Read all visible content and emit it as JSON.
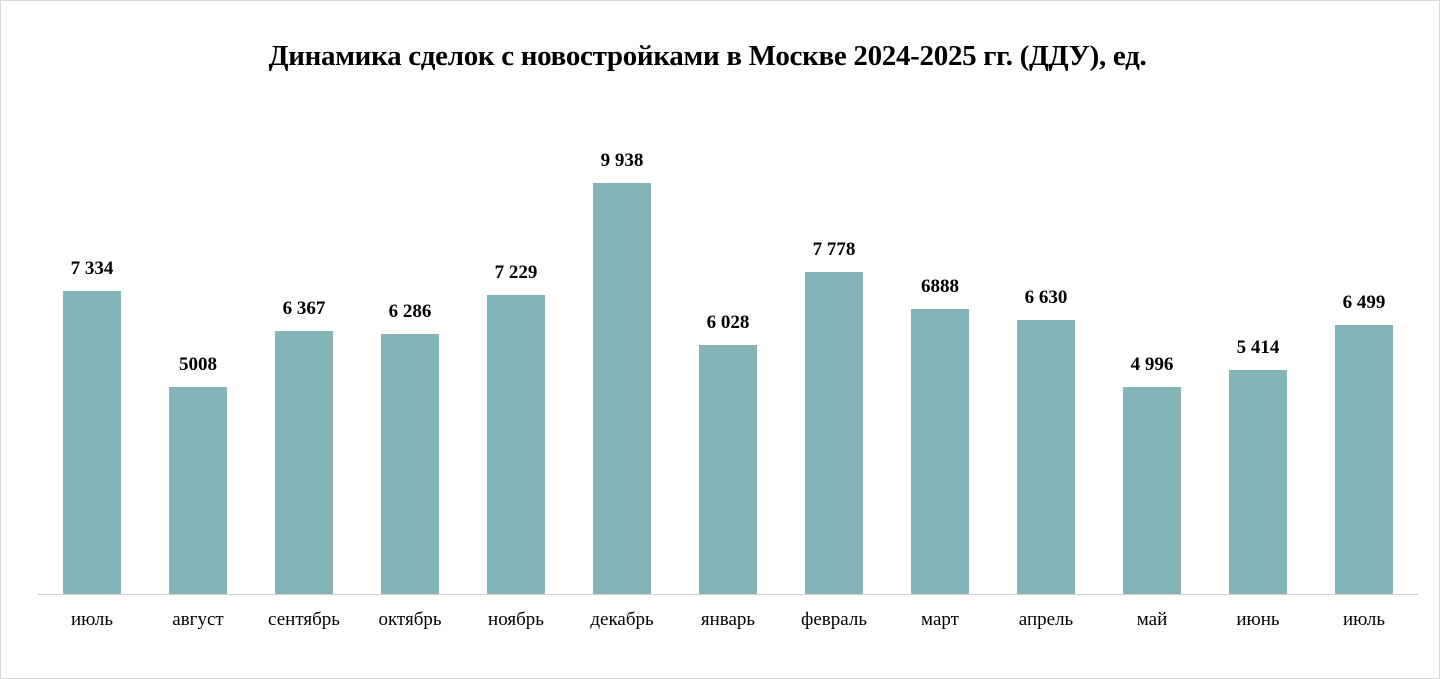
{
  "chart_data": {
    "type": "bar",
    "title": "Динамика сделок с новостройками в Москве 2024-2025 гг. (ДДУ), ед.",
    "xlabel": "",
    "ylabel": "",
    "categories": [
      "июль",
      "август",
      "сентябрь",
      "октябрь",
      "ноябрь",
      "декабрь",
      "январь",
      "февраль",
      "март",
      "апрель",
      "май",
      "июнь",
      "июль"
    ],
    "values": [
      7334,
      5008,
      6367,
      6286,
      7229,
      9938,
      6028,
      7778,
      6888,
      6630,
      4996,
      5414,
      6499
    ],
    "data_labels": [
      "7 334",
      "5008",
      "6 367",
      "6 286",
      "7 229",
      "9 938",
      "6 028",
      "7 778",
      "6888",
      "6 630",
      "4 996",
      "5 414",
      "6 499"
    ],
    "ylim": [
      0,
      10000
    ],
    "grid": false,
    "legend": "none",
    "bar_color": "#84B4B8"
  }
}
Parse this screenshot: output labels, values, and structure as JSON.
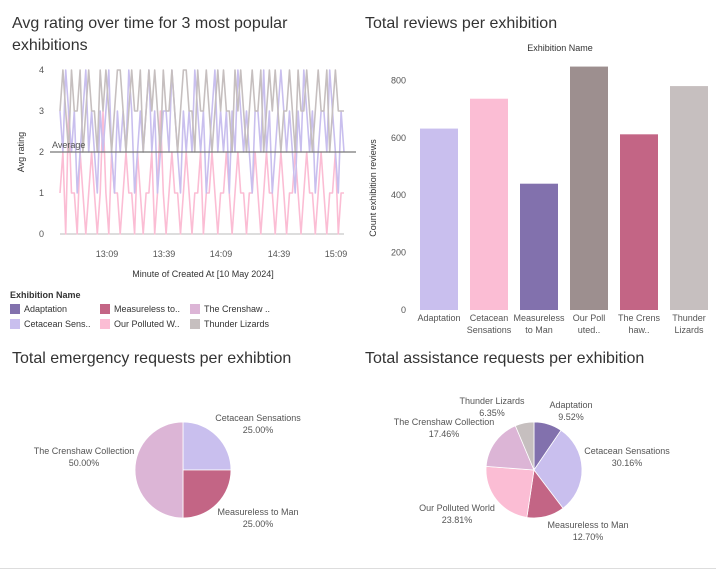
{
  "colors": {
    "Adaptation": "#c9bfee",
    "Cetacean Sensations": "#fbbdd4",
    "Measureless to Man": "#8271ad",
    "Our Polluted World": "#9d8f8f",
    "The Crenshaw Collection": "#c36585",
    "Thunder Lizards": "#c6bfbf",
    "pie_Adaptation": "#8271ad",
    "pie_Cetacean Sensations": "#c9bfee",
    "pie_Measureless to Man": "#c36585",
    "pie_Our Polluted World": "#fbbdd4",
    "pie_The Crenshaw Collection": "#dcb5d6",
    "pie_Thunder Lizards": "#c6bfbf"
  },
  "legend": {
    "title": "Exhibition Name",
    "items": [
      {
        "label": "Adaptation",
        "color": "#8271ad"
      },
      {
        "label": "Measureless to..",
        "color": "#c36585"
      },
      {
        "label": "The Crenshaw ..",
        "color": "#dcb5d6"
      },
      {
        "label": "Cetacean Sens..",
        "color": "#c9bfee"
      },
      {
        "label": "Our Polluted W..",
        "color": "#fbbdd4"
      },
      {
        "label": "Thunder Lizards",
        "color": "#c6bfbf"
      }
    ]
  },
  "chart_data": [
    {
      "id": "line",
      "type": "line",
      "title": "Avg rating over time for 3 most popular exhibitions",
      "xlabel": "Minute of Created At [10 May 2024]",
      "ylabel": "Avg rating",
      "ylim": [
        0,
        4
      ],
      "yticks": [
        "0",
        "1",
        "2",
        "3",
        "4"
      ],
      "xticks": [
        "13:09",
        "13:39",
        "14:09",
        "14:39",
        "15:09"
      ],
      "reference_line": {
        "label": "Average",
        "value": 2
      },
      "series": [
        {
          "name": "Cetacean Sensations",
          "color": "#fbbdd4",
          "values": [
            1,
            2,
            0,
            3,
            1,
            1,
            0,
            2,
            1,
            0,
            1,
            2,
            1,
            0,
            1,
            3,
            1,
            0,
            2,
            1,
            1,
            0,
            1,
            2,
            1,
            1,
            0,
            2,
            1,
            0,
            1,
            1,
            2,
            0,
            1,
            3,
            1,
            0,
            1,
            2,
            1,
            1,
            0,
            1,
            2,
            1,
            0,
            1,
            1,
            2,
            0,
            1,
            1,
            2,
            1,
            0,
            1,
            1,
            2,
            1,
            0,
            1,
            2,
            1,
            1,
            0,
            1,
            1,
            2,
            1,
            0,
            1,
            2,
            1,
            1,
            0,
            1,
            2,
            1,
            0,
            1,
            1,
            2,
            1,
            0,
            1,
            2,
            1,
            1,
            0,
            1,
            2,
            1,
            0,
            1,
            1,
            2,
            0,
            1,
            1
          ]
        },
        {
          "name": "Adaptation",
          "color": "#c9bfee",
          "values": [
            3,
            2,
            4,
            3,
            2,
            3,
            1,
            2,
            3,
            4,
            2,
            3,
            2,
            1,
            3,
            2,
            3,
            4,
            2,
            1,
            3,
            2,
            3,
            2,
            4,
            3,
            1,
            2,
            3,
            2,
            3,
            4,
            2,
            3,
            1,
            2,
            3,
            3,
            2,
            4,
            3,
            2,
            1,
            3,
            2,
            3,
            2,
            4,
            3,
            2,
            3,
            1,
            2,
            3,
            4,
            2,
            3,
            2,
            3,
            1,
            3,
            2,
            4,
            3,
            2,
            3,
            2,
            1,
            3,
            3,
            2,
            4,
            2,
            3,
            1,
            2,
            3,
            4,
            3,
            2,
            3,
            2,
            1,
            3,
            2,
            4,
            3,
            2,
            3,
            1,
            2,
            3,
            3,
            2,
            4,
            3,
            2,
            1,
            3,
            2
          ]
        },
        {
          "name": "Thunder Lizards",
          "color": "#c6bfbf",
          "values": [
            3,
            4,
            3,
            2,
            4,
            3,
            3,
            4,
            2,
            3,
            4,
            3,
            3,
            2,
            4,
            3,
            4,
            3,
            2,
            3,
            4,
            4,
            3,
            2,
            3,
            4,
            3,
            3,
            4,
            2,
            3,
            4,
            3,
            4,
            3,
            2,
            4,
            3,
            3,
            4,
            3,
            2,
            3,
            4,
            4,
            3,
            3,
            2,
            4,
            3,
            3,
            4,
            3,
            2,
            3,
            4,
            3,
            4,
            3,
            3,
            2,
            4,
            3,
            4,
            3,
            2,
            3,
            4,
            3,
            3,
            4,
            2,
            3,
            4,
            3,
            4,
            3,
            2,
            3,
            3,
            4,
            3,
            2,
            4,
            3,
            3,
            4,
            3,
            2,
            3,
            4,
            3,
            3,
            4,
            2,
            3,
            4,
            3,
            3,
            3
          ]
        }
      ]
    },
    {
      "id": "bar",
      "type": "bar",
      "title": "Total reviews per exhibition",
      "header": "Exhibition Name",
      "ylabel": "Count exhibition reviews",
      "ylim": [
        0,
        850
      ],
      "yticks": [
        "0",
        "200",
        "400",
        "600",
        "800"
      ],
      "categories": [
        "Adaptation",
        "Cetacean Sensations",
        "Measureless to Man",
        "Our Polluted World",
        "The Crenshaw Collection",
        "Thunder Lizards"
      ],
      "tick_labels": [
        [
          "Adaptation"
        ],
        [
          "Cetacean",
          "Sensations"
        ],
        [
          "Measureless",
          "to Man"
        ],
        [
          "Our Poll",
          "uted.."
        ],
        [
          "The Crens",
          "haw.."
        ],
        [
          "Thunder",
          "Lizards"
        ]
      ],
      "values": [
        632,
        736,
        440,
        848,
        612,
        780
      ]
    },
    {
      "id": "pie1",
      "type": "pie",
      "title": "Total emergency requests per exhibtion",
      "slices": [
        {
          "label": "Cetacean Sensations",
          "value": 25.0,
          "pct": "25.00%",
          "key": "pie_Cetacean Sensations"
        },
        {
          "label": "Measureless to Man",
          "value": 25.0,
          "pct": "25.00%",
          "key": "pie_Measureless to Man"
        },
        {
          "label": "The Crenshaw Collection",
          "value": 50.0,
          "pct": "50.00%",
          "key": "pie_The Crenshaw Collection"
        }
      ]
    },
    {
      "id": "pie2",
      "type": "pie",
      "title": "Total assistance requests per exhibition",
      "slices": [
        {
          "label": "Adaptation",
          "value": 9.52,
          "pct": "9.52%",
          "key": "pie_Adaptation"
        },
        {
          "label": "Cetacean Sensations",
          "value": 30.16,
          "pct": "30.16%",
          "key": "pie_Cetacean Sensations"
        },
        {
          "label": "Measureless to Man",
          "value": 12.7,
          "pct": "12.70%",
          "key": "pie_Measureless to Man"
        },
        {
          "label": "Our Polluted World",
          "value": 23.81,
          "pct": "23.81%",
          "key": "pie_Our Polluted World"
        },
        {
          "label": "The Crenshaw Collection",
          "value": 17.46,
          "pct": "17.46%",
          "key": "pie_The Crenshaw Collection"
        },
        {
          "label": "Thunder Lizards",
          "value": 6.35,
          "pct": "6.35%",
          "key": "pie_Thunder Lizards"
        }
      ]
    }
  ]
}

********************

EXERCISE DESCRIPTION => Determine how many lines contain the word "Total" and reply with that number alone.

IN RESPONSE => 3